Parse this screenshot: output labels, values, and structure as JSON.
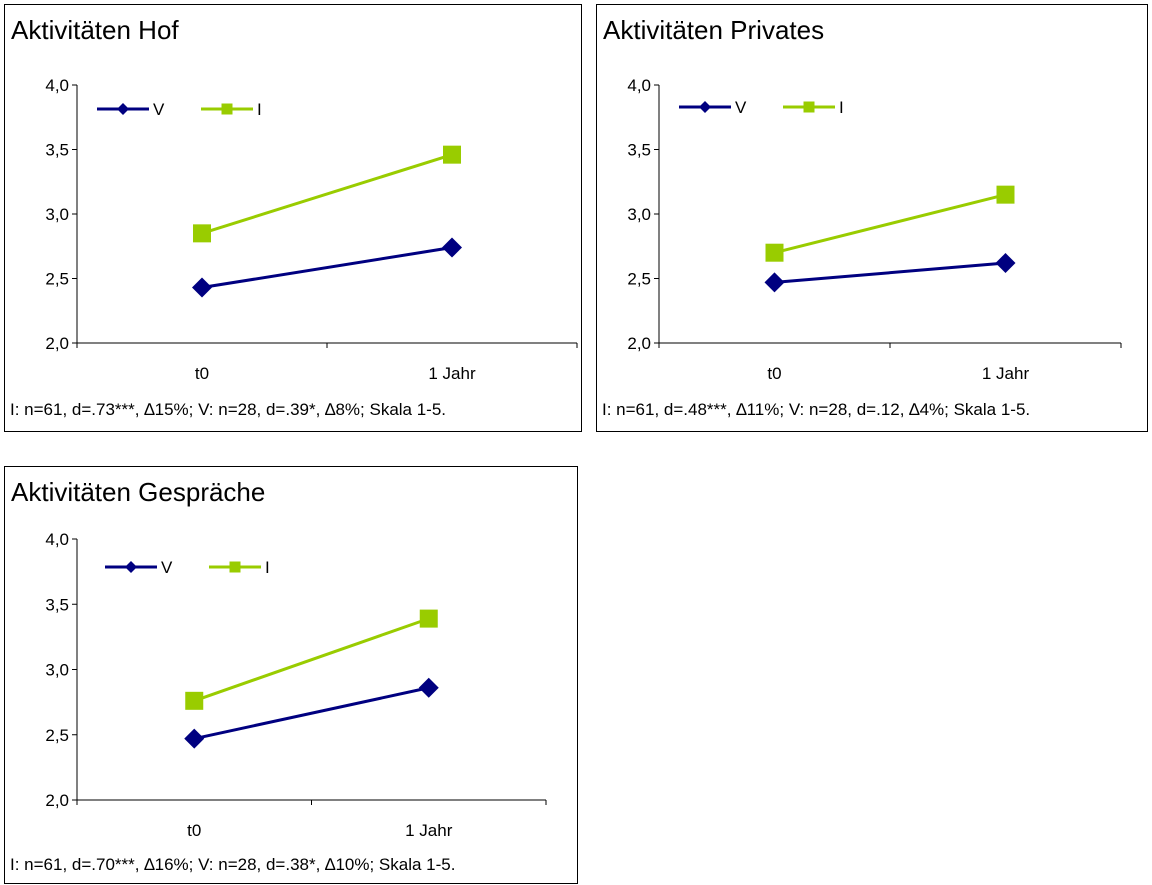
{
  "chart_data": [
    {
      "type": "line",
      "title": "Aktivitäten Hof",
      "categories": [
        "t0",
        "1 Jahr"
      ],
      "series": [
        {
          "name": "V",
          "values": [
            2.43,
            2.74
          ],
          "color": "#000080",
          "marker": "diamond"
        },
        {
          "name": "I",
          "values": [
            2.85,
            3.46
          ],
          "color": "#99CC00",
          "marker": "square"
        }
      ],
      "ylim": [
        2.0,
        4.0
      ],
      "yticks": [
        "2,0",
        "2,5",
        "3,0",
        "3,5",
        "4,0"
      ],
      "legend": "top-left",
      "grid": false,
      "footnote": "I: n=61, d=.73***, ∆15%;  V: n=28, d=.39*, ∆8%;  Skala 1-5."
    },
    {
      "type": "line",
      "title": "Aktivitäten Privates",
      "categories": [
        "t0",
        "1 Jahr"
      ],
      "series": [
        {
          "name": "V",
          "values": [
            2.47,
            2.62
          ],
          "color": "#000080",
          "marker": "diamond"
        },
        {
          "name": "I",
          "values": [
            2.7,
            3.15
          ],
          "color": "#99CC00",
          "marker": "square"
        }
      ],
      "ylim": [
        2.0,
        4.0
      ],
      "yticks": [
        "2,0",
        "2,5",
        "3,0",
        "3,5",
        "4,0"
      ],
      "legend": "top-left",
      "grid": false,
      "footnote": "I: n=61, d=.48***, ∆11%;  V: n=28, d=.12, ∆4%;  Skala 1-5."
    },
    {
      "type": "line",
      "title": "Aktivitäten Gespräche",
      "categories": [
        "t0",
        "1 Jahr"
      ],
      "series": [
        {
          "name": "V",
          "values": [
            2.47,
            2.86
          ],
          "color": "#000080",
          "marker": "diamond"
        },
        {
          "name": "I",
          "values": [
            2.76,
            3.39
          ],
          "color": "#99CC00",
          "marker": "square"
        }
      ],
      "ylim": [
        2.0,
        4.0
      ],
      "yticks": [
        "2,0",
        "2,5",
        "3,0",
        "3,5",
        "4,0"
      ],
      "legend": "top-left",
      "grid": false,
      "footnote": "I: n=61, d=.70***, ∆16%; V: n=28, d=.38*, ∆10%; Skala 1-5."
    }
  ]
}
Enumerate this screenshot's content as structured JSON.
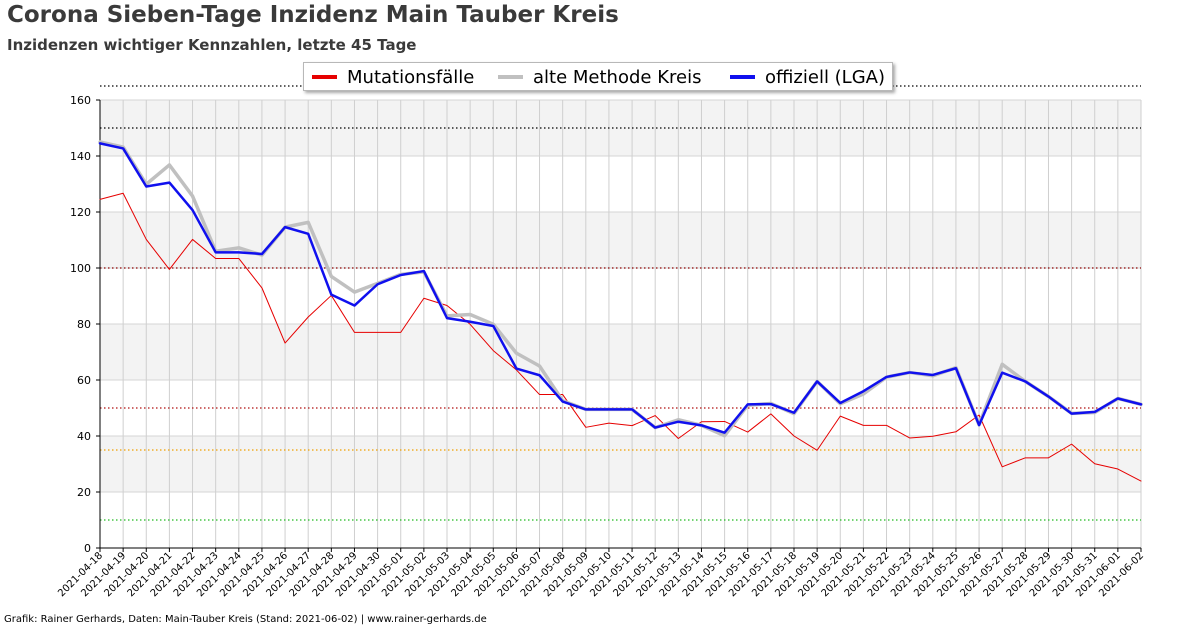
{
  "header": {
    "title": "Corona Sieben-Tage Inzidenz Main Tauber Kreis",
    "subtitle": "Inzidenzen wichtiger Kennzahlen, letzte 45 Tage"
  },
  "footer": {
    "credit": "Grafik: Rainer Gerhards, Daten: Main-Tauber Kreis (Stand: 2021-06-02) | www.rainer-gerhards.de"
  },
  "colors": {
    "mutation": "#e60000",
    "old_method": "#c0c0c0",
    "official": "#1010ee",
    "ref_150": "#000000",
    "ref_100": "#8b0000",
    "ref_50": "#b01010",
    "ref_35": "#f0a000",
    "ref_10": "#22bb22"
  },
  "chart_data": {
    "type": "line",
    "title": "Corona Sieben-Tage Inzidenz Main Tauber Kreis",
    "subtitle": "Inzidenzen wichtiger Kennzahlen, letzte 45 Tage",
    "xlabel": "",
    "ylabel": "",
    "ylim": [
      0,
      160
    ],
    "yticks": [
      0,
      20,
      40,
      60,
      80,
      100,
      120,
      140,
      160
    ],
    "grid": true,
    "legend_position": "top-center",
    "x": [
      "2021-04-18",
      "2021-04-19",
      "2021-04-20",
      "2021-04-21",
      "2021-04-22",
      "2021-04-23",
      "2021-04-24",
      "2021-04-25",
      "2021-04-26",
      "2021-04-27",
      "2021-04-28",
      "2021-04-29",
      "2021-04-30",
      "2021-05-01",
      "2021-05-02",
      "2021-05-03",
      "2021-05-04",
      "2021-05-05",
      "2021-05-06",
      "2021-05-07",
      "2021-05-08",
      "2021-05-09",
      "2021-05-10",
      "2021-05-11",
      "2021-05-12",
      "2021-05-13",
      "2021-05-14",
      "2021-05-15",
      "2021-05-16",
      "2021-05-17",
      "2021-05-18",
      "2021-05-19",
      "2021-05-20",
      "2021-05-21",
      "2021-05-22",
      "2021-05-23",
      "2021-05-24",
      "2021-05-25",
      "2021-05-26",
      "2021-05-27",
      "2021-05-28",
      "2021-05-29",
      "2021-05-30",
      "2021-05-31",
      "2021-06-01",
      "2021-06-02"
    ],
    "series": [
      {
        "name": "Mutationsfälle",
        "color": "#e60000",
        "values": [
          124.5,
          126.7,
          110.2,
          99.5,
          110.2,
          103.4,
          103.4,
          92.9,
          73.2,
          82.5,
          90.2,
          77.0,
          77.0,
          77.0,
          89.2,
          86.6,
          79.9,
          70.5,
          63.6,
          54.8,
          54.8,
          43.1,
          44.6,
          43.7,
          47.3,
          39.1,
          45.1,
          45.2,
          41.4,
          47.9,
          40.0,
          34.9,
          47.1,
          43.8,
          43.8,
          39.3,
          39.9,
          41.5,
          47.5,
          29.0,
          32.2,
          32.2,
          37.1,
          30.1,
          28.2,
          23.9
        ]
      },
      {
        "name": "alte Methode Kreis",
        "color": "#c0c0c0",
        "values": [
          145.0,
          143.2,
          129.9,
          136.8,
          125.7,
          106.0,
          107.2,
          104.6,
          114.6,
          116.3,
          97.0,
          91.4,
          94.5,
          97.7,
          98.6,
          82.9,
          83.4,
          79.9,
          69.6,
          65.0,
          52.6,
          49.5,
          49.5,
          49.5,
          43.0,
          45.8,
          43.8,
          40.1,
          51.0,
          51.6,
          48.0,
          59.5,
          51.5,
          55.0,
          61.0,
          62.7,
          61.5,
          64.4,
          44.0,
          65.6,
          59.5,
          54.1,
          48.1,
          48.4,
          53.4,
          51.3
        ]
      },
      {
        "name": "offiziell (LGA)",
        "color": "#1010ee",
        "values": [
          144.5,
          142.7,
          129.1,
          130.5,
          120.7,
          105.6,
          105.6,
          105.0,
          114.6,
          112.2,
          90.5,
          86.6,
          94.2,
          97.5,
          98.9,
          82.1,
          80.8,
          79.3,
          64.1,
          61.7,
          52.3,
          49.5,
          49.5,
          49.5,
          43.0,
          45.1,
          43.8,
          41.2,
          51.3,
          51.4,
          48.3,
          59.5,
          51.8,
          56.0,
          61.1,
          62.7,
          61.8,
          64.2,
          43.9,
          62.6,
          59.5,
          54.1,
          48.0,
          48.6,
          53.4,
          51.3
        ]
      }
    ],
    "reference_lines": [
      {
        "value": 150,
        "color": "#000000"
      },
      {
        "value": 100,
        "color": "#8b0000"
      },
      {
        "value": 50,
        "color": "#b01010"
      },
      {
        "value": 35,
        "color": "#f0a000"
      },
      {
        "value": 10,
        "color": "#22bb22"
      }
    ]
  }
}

* * *

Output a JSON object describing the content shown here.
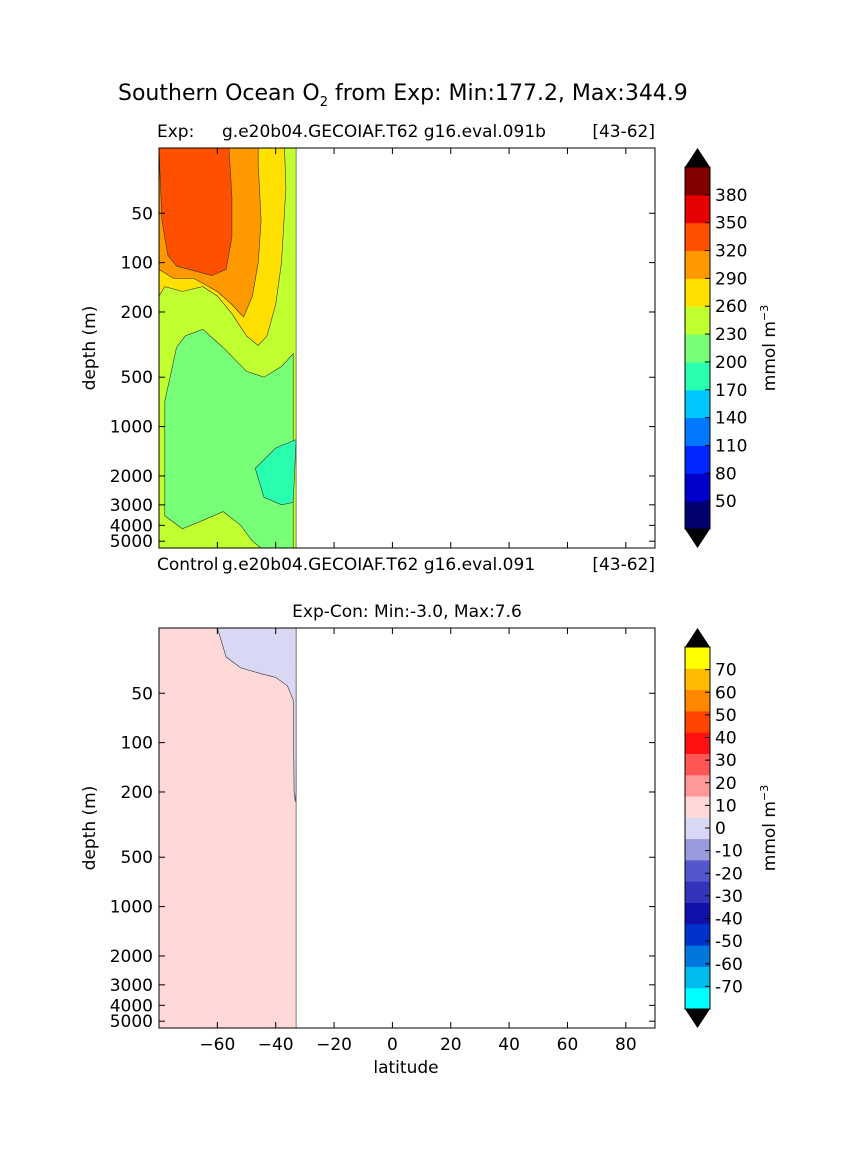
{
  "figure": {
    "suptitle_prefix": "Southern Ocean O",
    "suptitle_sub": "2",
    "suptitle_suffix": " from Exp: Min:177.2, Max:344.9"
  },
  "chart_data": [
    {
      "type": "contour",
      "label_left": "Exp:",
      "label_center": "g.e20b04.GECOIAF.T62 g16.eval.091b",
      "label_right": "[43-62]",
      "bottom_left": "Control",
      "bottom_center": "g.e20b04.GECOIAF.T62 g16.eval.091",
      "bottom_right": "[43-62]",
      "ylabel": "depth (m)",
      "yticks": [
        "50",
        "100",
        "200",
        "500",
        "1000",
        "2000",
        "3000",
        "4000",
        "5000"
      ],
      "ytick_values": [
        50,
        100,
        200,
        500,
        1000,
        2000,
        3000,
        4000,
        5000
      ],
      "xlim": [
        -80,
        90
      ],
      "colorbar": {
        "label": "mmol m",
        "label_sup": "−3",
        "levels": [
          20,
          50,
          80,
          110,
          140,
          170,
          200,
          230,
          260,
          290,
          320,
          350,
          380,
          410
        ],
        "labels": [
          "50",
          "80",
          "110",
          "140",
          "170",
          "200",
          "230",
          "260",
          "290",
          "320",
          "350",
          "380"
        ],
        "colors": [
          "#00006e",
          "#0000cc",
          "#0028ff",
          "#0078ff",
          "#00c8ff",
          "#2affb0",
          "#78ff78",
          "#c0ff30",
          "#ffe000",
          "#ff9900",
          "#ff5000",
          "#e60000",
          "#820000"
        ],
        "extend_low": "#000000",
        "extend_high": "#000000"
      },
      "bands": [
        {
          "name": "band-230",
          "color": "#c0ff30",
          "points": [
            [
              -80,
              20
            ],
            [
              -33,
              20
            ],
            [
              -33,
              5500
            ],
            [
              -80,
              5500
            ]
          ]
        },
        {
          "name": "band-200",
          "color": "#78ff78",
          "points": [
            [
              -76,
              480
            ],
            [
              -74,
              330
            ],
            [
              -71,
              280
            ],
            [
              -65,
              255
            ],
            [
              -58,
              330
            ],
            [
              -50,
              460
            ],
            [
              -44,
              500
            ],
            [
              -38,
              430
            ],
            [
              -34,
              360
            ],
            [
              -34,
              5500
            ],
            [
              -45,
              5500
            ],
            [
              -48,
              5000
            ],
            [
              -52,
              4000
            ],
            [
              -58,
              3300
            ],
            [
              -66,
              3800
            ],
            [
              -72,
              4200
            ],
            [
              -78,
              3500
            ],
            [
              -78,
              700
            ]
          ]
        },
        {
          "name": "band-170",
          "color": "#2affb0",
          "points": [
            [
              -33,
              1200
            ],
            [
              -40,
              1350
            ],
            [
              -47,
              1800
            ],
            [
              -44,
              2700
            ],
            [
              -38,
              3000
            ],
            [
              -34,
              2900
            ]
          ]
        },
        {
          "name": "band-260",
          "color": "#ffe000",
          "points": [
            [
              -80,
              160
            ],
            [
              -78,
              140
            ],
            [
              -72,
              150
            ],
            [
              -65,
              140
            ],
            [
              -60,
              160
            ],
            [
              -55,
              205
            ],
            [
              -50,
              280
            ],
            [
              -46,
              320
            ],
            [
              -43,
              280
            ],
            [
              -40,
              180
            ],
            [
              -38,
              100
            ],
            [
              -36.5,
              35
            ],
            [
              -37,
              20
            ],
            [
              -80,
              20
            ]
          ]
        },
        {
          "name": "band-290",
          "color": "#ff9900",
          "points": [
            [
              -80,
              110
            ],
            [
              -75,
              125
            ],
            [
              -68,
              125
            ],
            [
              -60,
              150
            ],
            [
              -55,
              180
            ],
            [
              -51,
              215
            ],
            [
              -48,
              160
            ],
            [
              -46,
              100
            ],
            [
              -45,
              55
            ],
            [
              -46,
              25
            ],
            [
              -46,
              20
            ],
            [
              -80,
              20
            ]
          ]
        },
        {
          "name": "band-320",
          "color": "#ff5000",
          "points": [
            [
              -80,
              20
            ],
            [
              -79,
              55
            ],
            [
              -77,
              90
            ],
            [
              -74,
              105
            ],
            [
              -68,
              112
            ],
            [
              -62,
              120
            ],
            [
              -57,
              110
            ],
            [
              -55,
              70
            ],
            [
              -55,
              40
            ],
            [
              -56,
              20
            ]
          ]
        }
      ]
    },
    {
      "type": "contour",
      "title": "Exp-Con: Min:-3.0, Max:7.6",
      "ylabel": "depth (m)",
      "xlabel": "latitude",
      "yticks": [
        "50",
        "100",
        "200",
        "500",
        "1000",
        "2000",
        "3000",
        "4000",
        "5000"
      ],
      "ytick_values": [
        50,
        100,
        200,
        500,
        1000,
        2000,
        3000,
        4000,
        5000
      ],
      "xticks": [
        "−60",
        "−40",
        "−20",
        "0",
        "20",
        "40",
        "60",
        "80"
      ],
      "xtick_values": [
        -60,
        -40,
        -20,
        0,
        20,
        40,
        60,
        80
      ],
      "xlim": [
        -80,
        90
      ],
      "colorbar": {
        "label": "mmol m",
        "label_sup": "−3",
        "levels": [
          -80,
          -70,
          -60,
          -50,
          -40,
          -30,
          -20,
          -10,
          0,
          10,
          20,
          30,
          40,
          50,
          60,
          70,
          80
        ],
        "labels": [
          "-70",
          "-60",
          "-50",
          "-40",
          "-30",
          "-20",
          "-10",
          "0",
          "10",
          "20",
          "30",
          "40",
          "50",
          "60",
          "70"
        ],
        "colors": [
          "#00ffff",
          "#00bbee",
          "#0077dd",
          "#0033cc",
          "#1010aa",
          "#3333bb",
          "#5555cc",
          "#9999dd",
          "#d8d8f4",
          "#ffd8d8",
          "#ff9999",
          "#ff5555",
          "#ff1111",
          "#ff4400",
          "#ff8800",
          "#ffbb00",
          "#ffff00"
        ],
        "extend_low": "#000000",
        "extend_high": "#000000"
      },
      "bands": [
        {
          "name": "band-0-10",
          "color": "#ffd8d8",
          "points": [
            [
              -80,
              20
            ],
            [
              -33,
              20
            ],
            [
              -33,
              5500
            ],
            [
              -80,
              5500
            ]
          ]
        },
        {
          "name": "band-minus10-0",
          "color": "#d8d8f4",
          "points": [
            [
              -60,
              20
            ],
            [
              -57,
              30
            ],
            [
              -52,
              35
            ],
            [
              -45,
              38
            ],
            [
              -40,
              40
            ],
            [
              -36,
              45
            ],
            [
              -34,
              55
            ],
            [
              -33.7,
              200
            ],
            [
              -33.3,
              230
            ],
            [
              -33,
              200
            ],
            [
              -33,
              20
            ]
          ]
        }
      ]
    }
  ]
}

**Your objective:** Report every line containing the word "Kreis" from the listing above.

**The response:**
    "title": "Corona Sieben-Tage Inzidenz Main Tauber Kreis",
    "credit": "Grafik: Rainer Gerhards, Daten: Main-Tauber Kreis (Stand: 2021-06-02) | www.rainer-gerhards.de"
    "title": "Corona Sieben-Tage Inzidenz Main Tauber Kreis",
        "name": "alte Methode Kreis",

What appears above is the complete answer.